Work out how many lines include "limitu" and answer with that number only.

"""

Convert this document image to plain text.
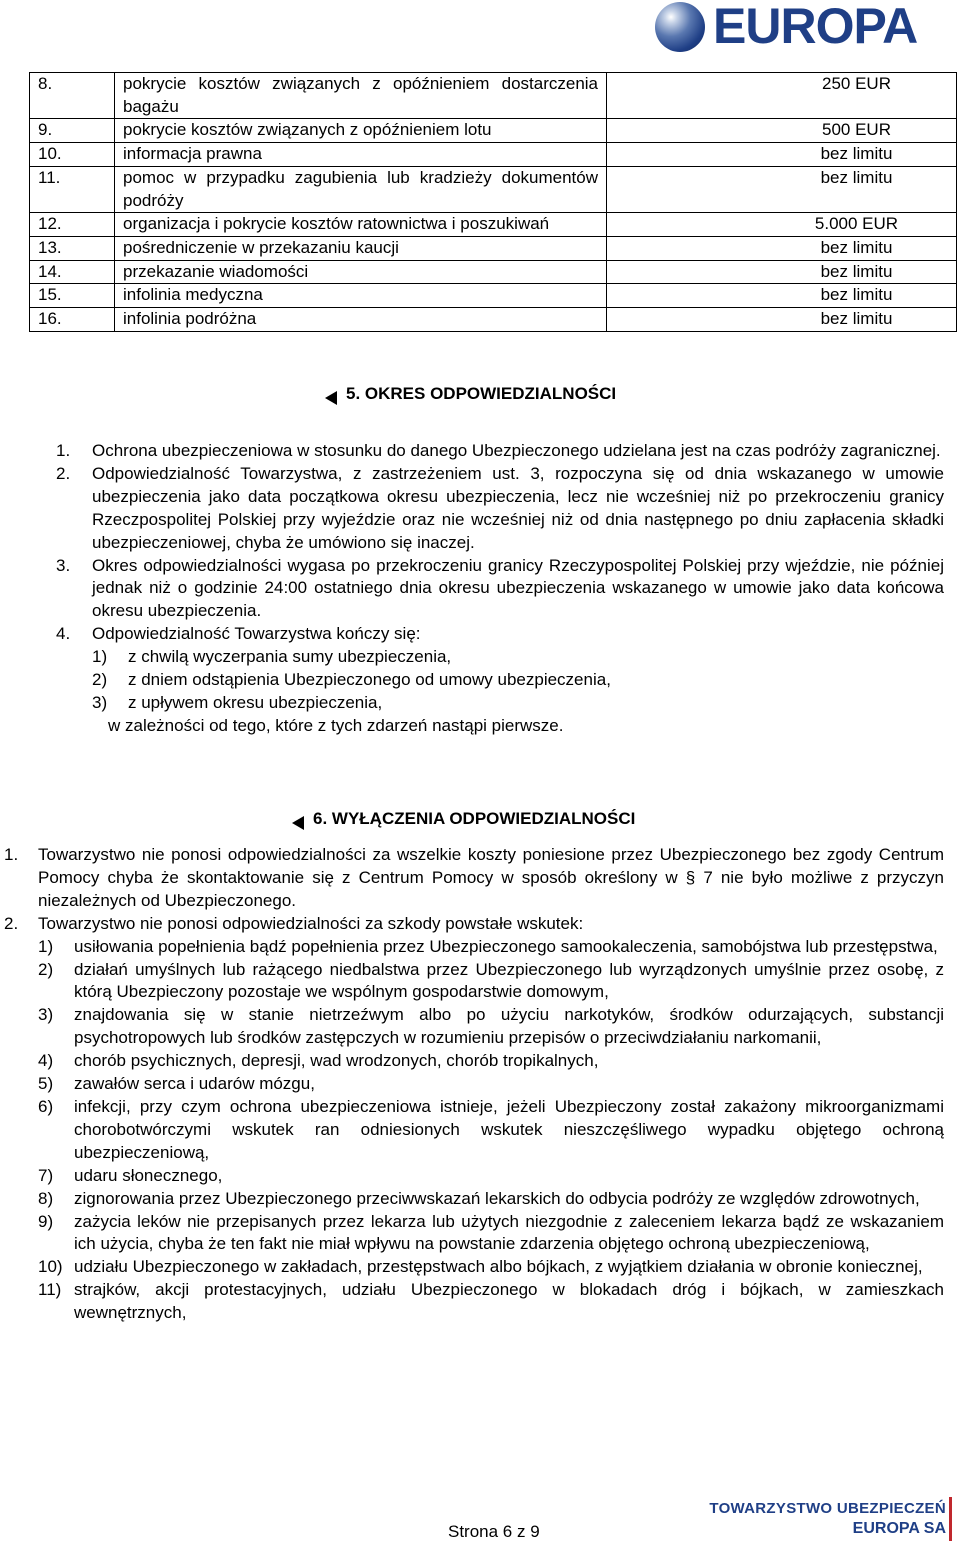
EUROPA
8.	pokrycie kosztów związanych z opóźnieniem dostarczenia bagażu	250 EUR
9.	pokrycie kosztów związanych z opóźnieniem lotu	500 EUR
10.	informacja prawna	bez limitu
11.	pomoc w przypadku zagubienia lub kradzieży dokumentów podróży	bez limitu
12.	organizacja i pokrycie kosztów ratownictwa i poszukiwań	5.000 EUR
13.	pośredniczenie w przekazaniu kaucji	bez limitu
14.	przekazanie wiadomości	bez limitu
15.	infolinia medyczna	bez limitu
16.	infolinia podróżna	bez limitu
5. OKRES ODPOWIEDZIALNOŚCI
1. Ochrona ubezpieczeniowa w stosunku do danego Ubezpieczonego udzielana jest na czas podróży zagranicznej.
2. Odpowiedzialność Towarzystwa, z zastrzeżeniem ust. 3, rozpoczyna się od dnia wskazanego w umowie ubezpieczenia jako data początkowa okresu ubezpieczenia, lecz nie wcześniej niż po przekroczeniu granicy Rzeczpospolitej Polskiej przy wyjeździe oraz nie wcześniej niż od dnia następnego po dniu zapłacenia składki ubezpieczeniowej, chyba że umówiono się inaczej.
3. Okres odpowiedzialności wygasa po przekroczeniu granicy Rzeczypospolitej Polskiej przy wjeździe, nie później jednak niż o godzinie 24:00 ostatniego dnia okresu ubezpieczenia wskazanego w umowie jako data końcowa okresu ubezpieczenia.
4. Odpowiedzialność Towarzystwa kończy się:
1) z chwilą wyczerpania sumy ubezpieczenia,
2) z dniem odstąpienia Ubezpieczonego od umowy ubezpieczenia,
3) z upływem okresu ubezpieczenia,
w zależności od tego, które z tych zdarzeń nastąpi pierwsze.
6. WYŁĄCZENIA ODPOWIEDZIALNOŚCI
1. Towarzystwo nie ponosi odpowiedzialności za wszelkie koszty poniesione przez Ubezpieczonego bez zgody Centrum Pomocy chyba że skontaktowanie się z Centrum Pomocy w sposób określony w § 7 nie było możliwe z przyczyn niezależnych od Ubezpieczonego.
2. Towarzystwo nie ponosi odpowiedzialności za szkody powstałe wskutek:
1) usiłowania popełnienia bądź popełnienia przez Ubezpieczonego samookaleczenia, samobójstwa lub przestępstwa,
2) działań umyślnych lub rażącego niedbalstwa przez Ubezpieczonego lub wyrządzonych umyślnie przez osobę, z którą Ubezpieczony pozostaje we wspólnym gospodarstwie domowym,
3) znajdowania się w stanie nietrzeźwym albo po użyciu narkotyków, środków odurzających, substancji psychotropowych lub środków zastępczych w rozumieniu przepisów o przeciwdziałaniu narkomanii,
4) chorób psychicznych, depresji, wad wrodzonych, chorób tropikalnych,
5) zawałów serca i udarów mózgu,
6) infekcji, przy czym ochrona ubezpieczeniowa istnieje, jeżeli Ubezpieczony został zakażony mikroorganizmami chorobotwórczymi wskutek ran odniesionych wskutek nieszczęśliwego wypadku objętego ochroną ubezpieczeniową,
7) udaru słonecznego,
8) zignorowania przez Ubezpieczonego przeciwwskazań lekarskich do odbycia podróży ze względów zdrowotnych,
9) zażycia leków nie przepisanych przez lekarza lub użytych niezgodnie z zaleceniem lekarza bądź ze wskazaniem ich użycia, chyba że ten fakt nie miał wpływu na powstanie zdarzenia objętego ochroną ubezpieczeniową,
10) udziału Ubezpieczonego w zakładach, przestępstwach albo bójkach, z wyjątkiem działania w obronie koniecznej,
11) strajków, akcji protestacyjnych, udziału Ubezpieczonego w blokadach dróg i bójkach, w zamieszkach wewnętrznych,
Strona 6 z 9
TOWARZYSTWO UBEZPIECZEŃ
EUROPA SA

"""

### RESULT FOR THIS TASK:
6